▶ _REQUEST_
From the entries below, report how many lines contain the string "Apply". Give only that number.

▶ _ENTRIES PROVIDED_

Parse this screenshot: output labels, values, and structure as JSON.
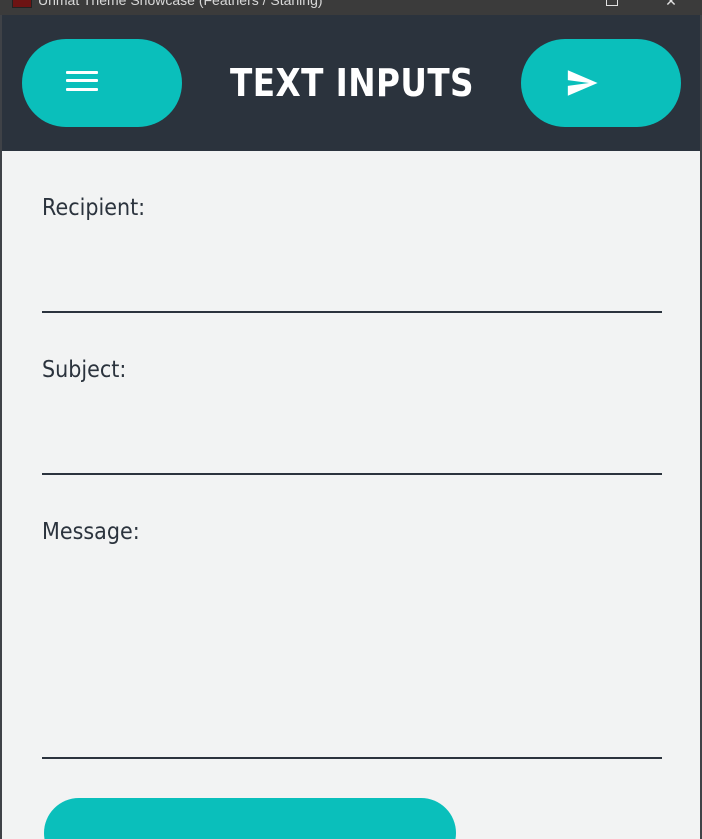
{
  "window": {
    "title": "Unmat Theme Showcase (Feathers / Starling)",
    "maximize_icon": "maximize-icon",
    "close_icon": "close-icon",
    "close_glyph": "✕"
  },
  "header": {
    "title": "TEXT INPUTS",
    "menu_icon": "hamburger-menu-icon",
    "send_icon": "send-icon",
    "accent_color": "#0abfbb",
    "background_color": "#2b333d"
  },
  "form": {
    "recipient": {
      "label": "Recipient:",
      "value": ""
    },
    "subject": {
      "label": "Subject:",
      "value": ""
    },
    "message": {
      "label": "Message:",
      "value": ""
    }
  },
  "colors": {
    "content_background": "#f2f3f3",
    "text": "#2b333d"
  }
}
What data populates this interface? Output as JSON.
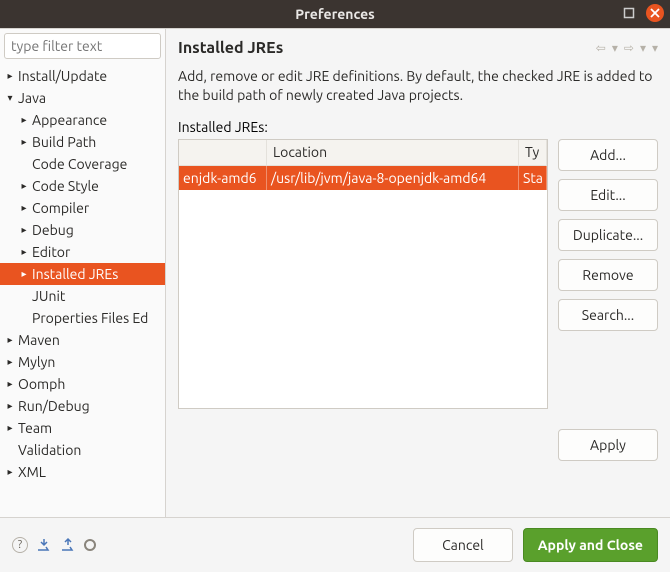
{
  "window": {
    "title": "Preferences"
  },
  "filter": {
    "placeholder": "type filter text"
  },
  "tree": [
    {
      "depth": 1,
      "expand": "▸",
      "label": "Install/Update"
    },
    {
      "depth": 1,
      "expand": "▾",
      "label": "Java"
    },
    {
      "depth": 2,
      "expand": "▸",
      "label": "Appearance"
    },
    {
      "depth": 2,
      "expand": "▸",
      "label": "Build Path"
    },
    {
      "depth": 2,
      "expand": "",
      "label": "Code Coverage"
    },
    {
      "depth": 2,
      "expand": "▸",
      "label": "Code Style"
    },
    {
      "depth": 2,
      "expand": "▸",
      "label": "Compiler"
    },
    {
      "depth": 2,
      "expand": "▸",
      "label": "Debug"
    },
    {
      "depth": 2,
      "expand": "▸",
      "label": "Editor"
    },
    {
      "depth": 2,
      "expand": "▸",
      "label": "Installed JREs",
      "selected": true
    },
    {
      "depth": 2,
      "expand": "",
      "label": "JUnit"
    },
    {
      "depth": 2,
      "expand": "",
      "label": "Properties Files Ed"
    },
    {
      "depth": 1,
      "expand": "▸",
      "label": "Maven"
    },
    {
      "depth": 1,
      "expand": "▸",
      "label": "Mylyn"
    },
    {
      "depth": 1,
      "expand": "▸",
      "label": "Oomph"
    },
    {
      "depth": 1,
      "expand": "▸",
      "label": "Run/Debug"
    },
    {
      "depth": 1,
      "expand": "▸",
      "label": "Team"
    },
    {
      "depth": 1,
      "expand": "",
      "label": "Validation"
    },
    {
      "depth": 1,
      "expand": "▸",
      "label": "XML"
    }
  ],
  "page": {
    "title": "Installed JREs",
    "description": "Add, remove or edit JRE definitions. By default, the checked JRE is added to the build path of newly created Java projects.",
    "table_label": "Installed JREs:",
    "columns": {
      "name": "",
      "location": "Location",
      "type": "Ty"
    },
    "rows": [
      {
        "name": "enjdk-amd6",
        "location": "/usr/lib/jvm/java-8-openjdk-amd64",
        "type": "Sta"
      }
    ],
    "buttons": {
      "add": "Add...",
      "edit": "Edit...",
      "duplicate": "Duplicate...",
      "remove": "Remove",
      "search": "Search..."
    },
    "apply": "Apply"
  },
  "footer": {
    "cancel": "Cancel",
    "applyclose": "Apply and Close"
  }
}
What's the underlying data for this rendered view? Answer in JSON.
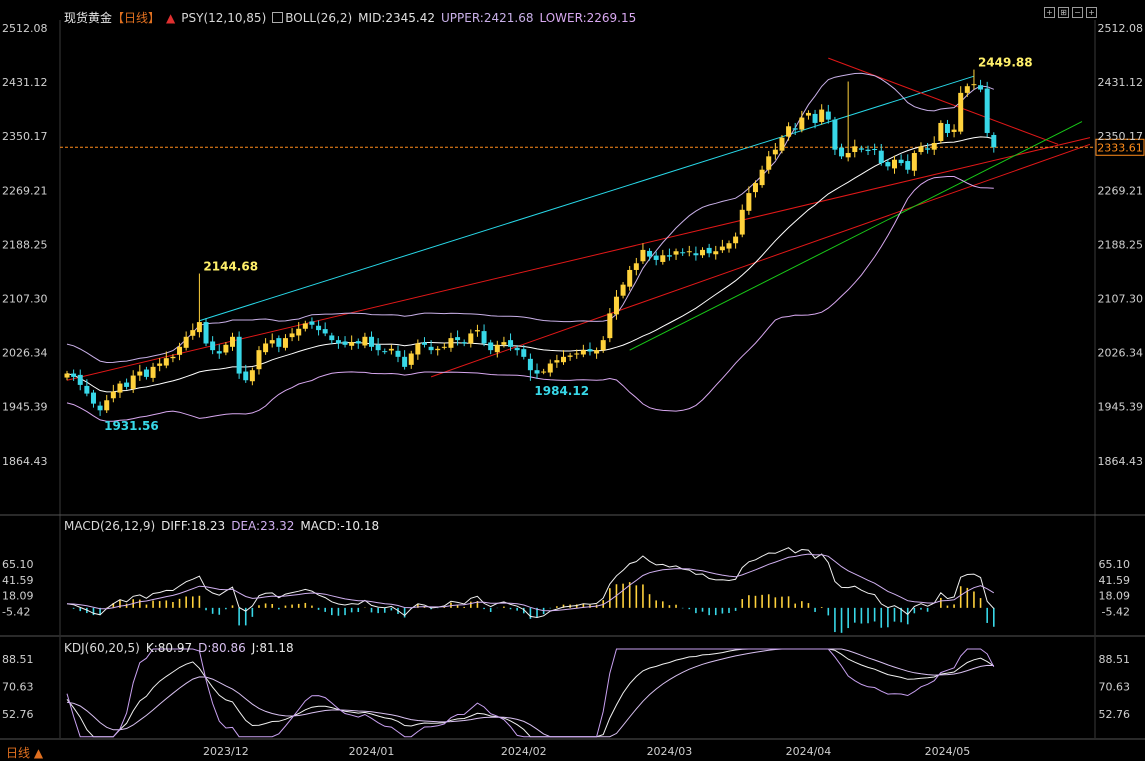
{
  "header": {
    "title": "现货黄金",
    "period": "【日线】",
    "psy": "PSY(12,10,85)",
    "boll": "BOLL(26,2)",
    "mid": "MID:2345.42",
    "upper": "UPPER:2421.68",
    "lower": "LOWER:2269.15"
  },
  "macd_header": {
    "name": "MACD(26,12,9)",
    "diff": "DIFF:18.23",
    "dea": "DEA:23.32",
    "macd": "MACD:-10.18"
  },
  "kdj_header": {
    "name": "KDJ(60,20,5)",
    "k": "K:80.97",
    "d": "D:80.86",
    "j": "J:81.18"
  },
  "bottom_tab": "日线",
  "colors": {
    "up": "#ffd23c",
    "down": "#38d8e8",
    "upper": "#c9b0e8",
    "mid": "#ffffff",
    "lower": "#d8a8f0",
    "red_line": "#e01818",
    "cyan_line": "#28d8e8",
    "green_line": "#18c818",
    "price_line": "#ff8c1a"
  },
  "chart_data": [
    {
      "type": "candlestick",
      "title": "现货黄金 日线",
      "y_ticks": [
        "2512.08",
        "2431.12",
        "2350.17",
        "2269.21",
        "2188.25",
        "2107.30",
        "2026.34",
        "1945.39",
        "1864.43"
      ],
      "ylim": [
        1830,
        2512.08
      ],
      "x_ticks": [
        "2023/12",
        "2024/01",
        "2024/02",
        "2024/03",
        "2024/04",
        "2024/05"
      ],
      "last_price": "2333.61",
      "annotations": [
        {
          "label": "2144.68",
          "index": 20,
          "value": 2144.68
        },
        {
          "label": "1931.56",
          "index": 5,
          "value": 1931.56
        },
        {
          "label": "1984.12",
          "index": 70,
          "value": 1984.12
        },
        {
          "label": "2449.88",
          "index": 137,
          "value": 2449.88
        }
      ]
    },
    {
      "type": "bar",
      "title": "MACD(26,12,9)",
      "y_ticks": [
        "65.10",
        "41.59",
        "18.09",
        "-5.42"
      ],
      "ylim": [
        -20,
        75
      ]
    },
    {
      "type": "line",
      "title": "KDJ(60,20,5)",
      "y_ticks": [
        "88.51",
        "70.63",
        "52.76"
      ],
      "ylim": [
        40,
        95
      ]
    }
  ]
}
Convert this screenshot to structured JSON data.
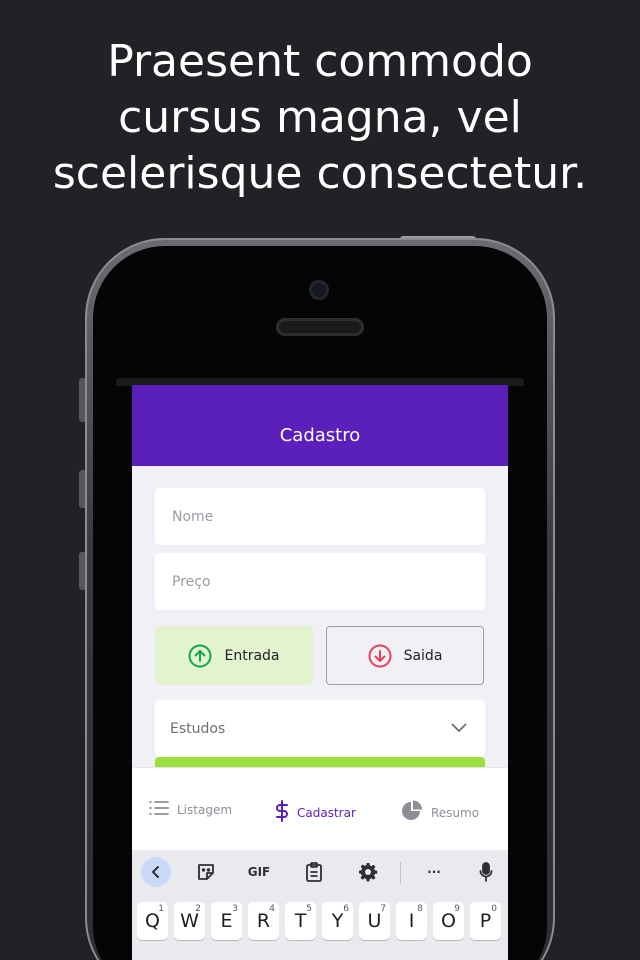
{
  "headline": "Praesent commodo\ncursus magna, vel\nscelerisque consectetur.",
  "appbar": {
    "title": "Cadastro"
  },
  "form": {
    "name_placeholder": "Nome",
    "price_placeholder": "Preço",
    "type_income_label": "Entrada",
    "type_outcome_label": "Saida",
    "category_value": "Estudos"
  },
  "colors": {
    "primary": "#5b1fbb",
    "income": "#12a454",
    "outcome": "#e83f5b",
    "income_bg": "#e3f2cf",
    "submit": "#9be03f"
  },
  "tabs": [
    {
      "label": "Listagem",
      "icon": "list-icon"
    },
    {
      "label": "Cadastrar",
      "icon": "dollar-icon"
    },
    {
      "label": "Resumo",
      "icon": "pie-chart-icon"
    }
  ],
  "keyboard": {
    "toolbar": [
      "back-icon",
      "sticker-icon",
      "GIF",
      "clipboard-icon",
      "gear-icon",
      "more-icon",
      "mic-icon"
    ],
    "gif_label": "GIF",
    "more_label": "···",
    "row1": [
      {
        "key": "Q",
        "hint": "1"
      },
      {
        "key": "W",
        "hint": "2"
      },
      {
        "key": "E",
        "hint": "3"
      },
      {
        "key": "R",
        "hint": "4"
      },
      {
        "key": "T",
        "hint": "5"
      },
      {
        "key": "Y",
        "hint": "6"
      },
      {
        "key": "U",
        "hint": "7"
      },
      {
        "key": "I",
        "hint": "8"
      },
      {
        "key": "O",
        "hint": "9"
      },
      {
        "key": "P",
        "hint": "0"
      }
    ]
  }
}
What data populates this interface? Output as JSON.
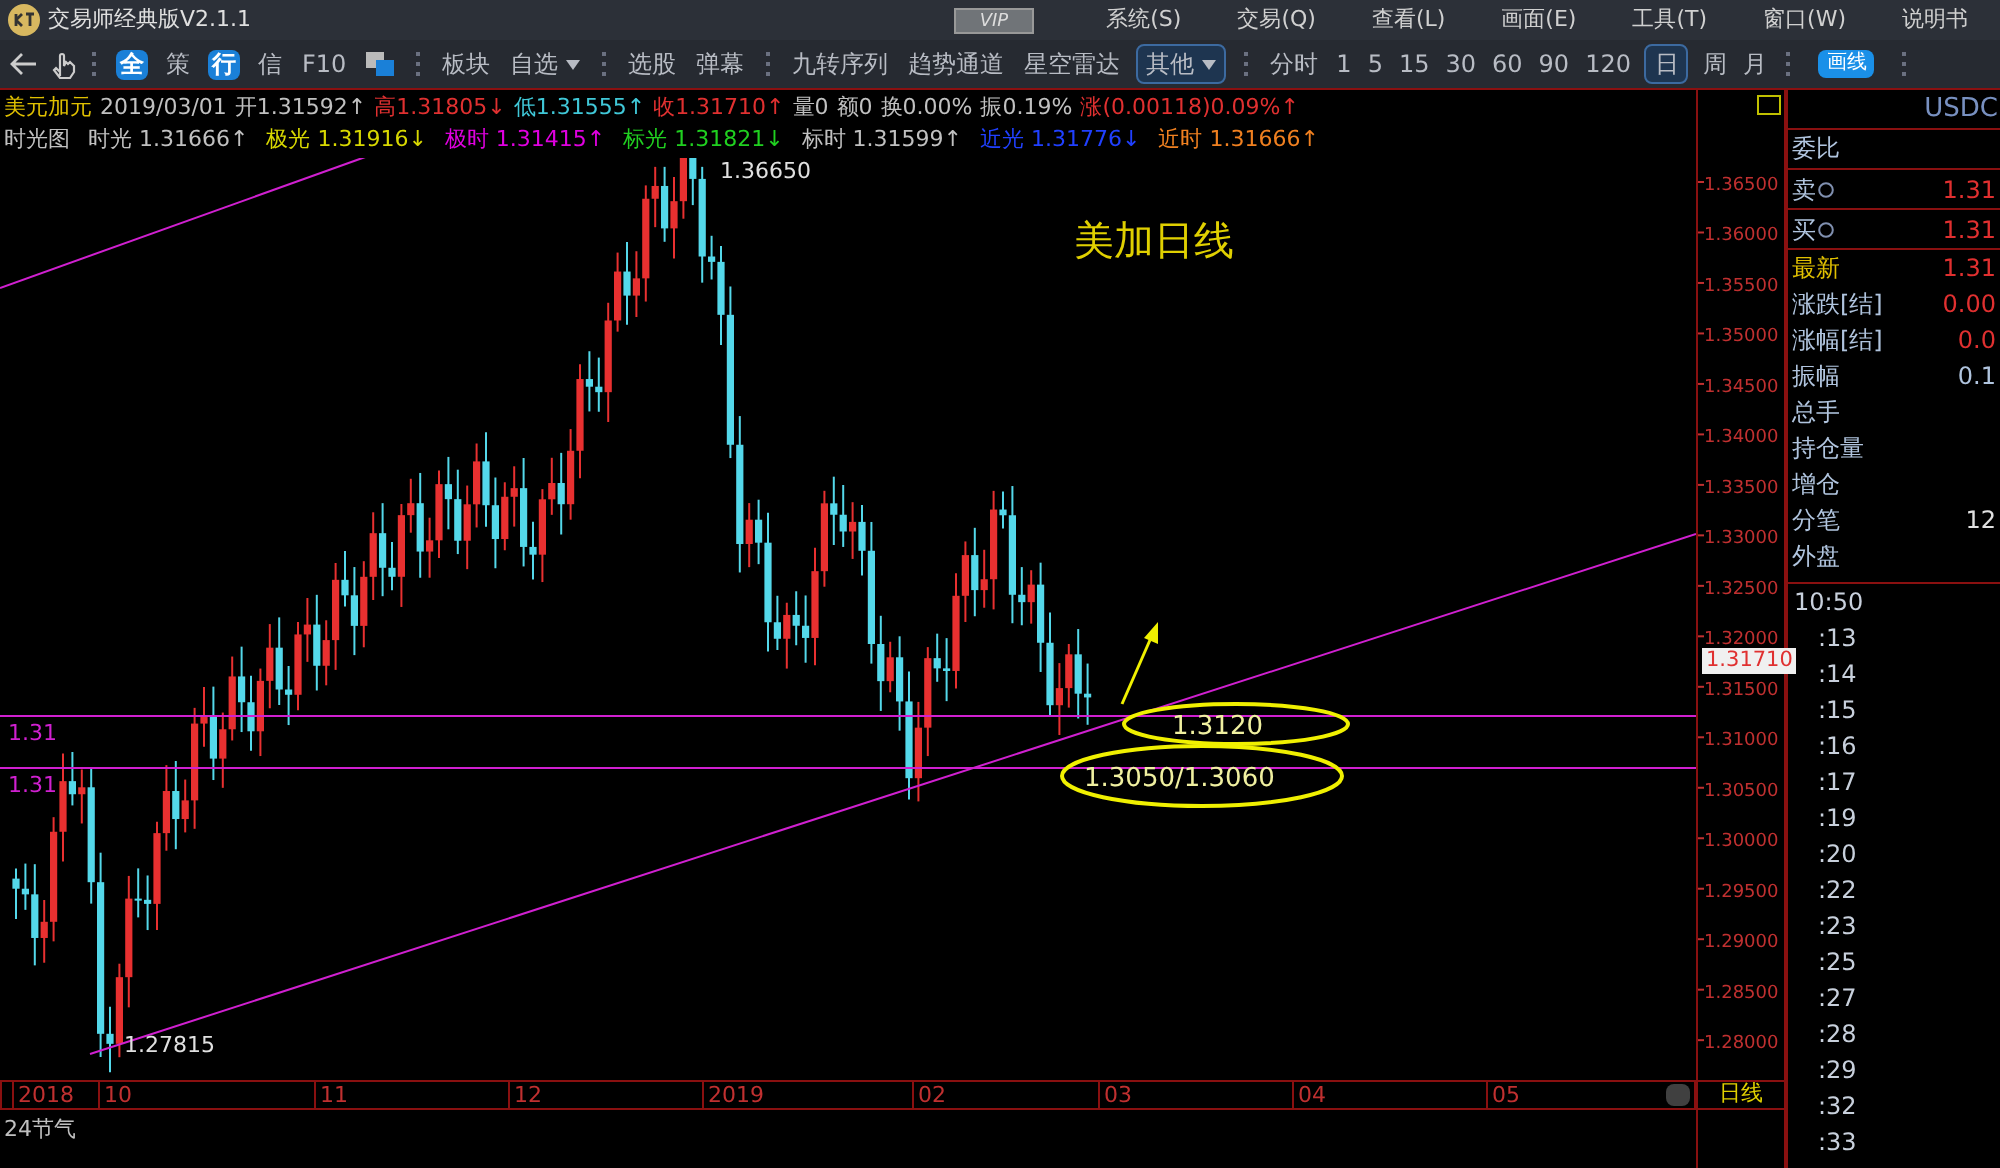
{
  "title_bar": {
    "app_name": "交易师经典版V2.1.1",
    "vip": "VIP",
    "menu": [
      "系统(S)",
      "交易(Q)",
      "查看(L)",
      "画面(E)",
      "工具(T)",
      "窗口(W)",
      "说明书"
    ]
  },
  "toolbar": {
    "items": [
      {
        "label": "全",
        "kind": "badge"
      },
      {
        "label": "策",
        "kind": "text"
      },
      {
        "label": "行",
        "kind": "badge"
      },
      {
        "label": "信",
        "kind": "text"
      },
      {
        "label": "F10",
        "kind": "text"
      },
      {
        "kind": "windows"
      },
      {
        "kind": "sep"
      },
      {
        "label": "板块",
        "kind": "text"
      },
      {
        "label": "自选",
        "kind": "caret"
      },
      {
        "kind": "sep"
      },
      {
        "label": "选股",
        "kind": "text"
      },
      {
        "label": "弹幕",
        "kind": "text"
      },
      {
        "kind": "sep"
      },
      {
        "label": "九转序列",
        "kind": "text"
      },
      {
        "label": "趋势通道",
        "kind": "text"
      },
      {
        "label": "星空雷达",
        "kind": "text"
      },
      {
        "label": "其他",
        "kind": "dropdown"
      },
      {
        "kind": "sep"
      },
      {
        "label": "分时",
        "kind": "text"
      }
    ],
    "periods": [
      {
        "label": "1",
        "selected": false
      },
      {
        "label": "5",
        "selected": false
      },
      {
        "label": "15",
        "selected": false
      },
      {
        "label": "30",
        "selected": false
      },
      {
        "label": "60",
        "selected": false
      },
      {
        "label": "90",
        "selected": false
      },
      {
        "label": "120",
        "selected": false
      },
      {
        "label": "日",
        "selected": true
      },
      {
        "label": "周",
        "selected": false
      },
      {
        "label": "月",
        "selected": false
      }
    ],
    "draw_button": "画线"
  },
  "quote_line": [
    {
      "text": "美元加元",
      "color": "#e0c000"
    },
    {
      "text": "2019/03/01",
      "color": "#c0c0c0"
    },
    {
      "text": "开1.31592↑",
      "color": "#c0c0c0"
    },
    {
      "text": "高1.31805↓",
      "color": "#e03030"
    },
    {
      "text": "低1.31555↑",
      "color": "#40c8d8"
    },
    {
      "text": "收1.31710↑",
      "color": "#e03030"
    },
    {
      "text": "量0",
      "color": "#c0c0c0"
    },
    {
      "text": "额0",
      "color": "#c0c0c0"
    },
    {
      "text": "换0.00%",
      "color": "#c0c0c0"
    },
    {
      "text": "振0.19%",
      "color": "#c0c0c0"
    },
    {
      "text": "涨(0.00118)0.09%↑",
      "color": "#e03030"
    }
  ],
  "indicator_line": [
    {
      "text": "时光图",
      "color": "#c0c0c0"
    },
    {
      "text": "时光 1.31666↑",
      "color": "#c0c0c0"
    },
    {
      "text": "极光 1.31916↓",
      "color": "#d8d800"
    },
    {
      "text": "极时 1.31415↑",
      "color": "#e000e0"
    },
    {
      "text": "标光 1.31821↓",
      "color": "#20d020"
    },
    {
      "text": "标时 1.31599↑",
      "color": "#c0c0c0"
    },
    {
      "text": "近光 1.31776↓",
      "color": "#2040ff"
    },
    {
      "text": "近时 1.31666↑",
      "color": "#f08020"
    }
  ],
  "chart": {
    "title": "美加日线",
    "high_label": "1.36650",
    "low_label": "1.27815",
    "level_labels": [
      "1.31",
      "1.31"
    ],
    "targets": [
      "1.3120",
      "1.3050/1.3060"
    ],
    "price_ticks": [
      "1.36500",
      "1.36000",
      "1.35500",
      "1.35000",
      "1.34500",
      "1.34000",
      "1.33500",
      "1.33000",
      "1.32500",
      "1.32000",
      "1.31500",
      "1.31000",
      "1.30500",
      "1.30000",
      "1.29500",
      "1.29000",
      "1.28500",
      "1.28000"
    ],
    "last_price": "1.31710",
    "time_labels": [
      "2018",
      "10",
      "11",
      "12",
      "2019",
      "02",
      "03",
      "04",
      "05"
    ],
    "period_label": "日线",
    "bottom_label": "24节气"
  },
  "side_panel": {
    "symbol": "USDC",
    "ratio_label": "委比",
    "order_rows": [
      {
        "label": "卖",
        "value": "1.31"
      },
      {
        "label": "买",
        "value": "1.31"
      }
    ],
    "stats": [
      {
        "label": "最新",
        "value": "1.31",
        "color": "#e0c000"
      },
      {
        "label": "涨跌[结]",
        "value": "0.00",
        "color": "#b0c4de"
      },
      {
        "label": "涨幅[结]",
        "value": "0.0",
        "color": "#b0c4de"
      },
      {
        "label": "振幅",
        "value": "0.1",
        "color": "#b0c4de"
      },
      {
        "label": "总手",
        "color": "#b0c4de"
      },
      {
        "label": "持仓量",
        "color": "#b0c4de"
      },
      {
        "label": "增仓",
        "color": "#b0c4de"
      },
      {
        "label": "分笔",
        "value": "12",
        "color": "#b0c4de"
      },
      {
        "label": "外盘",
        "color": "#b0c4de"
      }
    ],
    "times": [
      "10:50",
      ":13",
      ":14",
      ":15",
      ":16",
      ":17",
      ":19",
      ":20",
      ":22",
      ":23",
      ":25",
      ":27",
      ":28",
      ":29",
      ":32",
      ":33"
    ]
  }
}
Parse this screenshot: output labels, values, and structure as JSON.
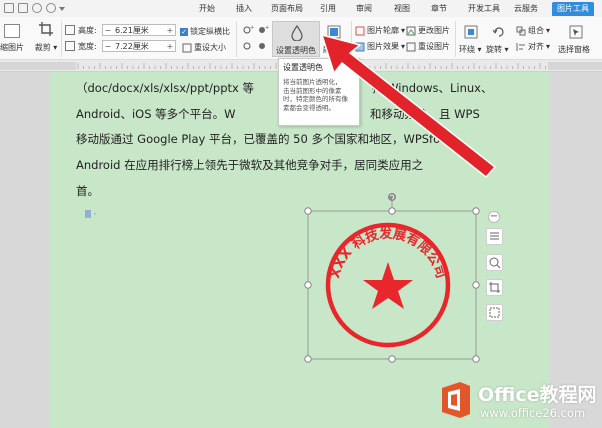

▶ _FINAL RESULT_
2